# RECORDS FOR THE EXERCISE
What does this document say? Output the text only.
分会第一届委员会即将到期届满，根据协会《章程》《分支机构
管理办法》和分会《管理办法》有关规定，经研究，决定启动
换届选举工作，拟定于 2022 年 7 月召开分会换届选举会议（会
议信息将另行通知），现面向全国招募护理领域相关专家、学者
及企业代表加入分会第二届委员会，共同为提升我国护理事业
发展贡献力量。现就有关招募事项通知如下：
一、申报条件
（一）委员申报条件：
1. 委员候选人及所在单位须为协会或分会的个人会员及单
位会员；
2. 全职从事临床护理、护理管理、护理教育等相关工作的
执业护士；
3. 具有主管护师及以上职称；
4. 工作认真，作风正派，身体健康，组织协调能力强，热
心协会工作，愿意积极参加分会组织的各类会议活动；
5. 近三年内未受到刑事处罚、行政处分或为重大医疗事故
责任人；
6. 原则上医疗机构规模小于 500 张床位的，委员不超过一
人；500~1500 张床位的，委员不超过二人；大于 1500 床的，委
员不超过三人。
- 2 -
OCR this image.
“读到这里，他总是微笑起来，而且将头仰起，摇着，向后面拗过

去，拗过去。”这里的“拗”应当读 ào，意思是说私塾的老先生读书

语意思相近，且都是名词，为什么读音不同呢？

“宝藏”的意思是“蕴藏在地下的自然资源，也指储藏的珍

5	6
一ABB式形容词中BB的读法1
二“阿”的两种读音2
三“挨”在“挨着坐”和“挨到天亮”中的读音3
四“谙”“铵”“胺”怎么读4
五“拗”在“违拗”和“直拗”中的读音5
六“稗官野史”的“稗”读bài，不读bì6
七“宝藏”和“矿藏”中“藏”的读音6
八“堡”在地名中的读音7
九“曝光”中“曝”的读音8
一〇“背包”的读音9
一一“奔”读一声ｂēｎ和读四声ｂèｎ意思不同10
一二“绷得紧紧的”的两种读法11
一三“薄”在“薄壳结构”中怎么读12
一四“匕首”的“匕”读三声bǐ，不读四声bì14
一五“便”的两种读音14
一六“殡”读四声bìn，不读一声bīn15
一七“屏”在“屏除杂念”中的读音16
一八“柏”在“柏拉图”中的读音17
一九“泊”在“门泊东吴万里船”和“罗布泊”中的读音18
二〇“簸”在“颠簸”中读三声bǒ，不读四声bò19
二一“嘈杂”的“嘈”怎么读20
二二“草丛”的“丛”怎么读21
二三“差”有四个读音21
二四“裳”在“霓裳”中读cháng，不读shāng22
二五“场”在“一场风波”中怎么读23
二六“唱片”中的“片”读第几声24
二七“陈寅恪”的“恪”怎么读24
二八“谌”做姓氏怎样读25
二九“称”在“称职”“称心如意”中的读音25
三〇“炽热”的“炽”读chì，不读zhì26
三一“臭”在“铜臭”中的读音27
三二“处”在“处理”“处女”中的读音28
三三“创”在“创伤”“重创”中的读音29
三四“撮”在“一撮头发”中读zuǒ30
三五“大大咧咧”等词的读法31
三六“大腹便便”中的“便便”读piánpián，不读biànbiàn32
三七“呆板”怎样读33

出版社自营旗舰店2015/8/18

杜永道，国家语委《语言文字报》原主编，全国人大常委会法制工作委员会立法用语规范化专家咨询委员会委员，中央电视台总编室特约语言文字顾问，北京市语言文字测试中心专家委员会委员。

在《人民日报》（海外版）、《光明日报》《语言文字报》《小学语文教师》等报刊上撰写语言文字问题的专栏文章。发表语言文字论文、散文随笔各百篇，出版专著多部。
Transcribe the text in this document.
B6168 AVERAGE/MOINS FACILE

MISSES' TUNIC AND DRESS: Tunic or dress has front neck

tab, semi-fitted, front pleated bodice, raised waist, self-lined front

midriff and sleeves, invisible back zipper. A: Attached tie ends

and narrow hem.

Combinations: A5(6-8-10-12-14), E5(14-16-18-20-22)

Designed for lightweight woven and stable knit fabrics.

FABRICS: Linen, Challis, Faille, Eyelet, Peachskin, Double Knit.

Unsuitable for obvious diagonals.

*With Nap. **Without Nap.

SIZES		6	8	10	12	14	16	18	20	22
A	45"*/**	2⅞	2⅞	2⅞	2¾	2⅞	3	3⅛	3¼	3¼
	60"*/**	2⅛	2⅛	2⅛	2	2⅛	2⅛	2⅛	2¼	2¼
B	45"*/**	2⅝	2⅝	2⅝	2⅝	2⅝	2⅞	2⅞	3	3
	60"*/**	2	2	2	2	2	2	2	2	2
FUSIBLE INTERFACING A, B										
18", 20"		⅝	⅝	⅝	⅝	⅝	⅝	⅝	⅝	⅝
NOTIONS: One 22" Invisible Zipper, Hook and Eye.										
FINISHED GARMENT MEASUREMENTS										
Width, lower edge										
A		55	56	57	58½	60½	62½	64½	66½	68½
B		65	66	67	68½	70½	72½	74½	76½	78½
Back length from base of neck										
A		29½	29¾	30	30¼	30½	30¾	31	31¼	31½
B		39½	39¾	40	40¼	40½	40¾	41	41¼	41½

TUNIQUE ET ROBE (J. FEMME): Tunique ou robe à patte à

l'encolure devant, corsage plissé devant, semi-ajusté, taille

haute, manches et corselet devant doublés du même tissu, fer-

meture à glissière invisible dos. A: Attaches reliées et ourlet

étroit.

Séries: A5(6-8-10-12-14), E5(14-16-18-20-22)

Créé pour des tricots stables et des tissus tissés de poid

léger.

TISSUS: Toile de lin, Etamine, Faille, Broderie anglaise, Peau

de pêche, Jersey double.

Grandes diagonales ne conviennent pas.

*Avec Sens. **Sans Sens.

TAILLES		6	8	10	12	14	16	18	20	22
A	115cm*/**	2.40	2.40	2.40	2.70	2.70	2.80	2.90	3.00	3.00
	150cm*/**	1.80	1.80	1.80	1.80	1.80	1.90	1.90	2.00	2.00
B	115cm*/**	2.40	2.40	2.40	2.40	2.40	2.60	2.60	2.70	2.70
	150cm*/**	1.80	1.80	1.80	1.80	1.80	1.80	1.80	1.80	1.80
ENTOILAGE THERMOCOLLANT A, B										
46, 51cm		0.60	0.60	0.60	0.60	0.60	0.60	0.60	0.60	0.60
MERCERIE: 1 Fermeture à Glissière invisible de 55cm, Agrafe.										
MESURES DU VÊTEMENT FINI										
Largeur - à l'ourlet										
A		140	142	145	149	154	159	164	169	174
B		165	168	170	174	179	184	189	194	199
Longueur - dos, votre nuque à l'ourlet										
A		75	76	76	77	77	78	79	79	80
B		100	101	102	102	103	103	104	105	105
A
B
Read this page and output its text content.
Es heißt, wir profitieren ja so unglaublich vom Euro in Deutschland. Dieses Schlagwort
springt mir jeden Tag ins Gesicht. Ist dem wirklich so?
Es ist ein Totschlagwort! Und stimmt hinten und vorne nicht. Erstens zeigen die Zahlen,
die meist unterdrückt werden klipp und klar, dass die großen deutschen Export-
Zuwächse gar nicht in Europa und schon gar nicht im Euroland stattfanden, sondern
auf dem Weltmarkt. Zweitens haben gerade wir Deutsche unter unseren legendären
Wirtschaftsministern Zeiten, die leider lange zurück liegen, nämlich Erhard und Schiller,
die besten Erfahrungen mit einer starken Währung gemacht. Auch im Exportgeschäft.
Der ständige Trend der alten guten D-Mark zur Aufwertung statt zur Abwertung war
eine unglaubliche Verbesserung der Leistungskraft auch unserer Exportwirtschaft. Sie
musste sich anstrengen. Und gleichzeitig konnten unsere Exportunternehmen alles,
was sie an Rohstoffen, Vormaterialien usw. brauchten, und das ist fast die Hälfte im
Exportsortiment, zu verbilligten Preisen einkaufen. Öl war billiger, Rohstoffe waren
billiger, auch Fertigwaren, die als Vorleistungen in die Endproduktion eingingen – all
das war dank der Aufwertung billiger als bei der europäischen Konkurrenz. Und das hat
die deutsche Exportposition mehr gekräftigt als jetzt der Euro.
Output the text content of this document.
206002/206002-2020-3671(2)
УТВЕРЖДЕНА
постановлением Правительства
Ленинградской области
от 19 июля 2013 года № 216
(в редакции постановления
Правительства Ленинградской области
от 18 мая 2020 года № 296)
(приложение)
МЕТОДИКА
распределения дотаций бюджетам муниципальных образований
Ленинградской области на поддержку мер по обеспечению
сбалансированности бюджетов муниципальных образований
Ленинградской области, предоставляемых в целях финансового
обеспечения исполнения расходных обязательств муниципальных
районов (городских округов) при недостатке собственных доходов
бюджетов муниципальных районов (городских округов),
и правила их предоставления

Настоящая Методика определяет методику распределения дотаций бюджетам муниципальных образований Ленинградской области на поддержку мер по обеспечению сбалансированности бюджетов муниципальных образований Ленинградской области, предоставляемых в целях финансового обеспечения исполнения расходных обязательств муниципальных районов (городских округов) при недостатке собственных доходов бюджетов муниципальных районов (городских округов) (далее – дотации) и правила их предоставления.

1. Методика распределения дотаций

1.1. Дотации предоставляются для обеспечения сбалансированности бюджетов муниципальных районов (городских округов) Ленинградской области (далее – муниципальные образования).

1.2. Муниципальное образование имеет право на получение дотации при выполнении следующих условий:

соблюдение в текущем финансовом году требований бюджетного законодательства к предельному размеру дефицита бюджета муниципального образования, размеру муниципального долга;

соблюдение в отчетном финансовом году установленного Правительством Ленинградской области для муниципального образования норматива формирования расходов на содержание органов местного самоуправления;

# EXERCISE DETAILS
Work out how many lines of the data above contain the string "финансовом" and give the number alone.

# WORKED SOLUTION
2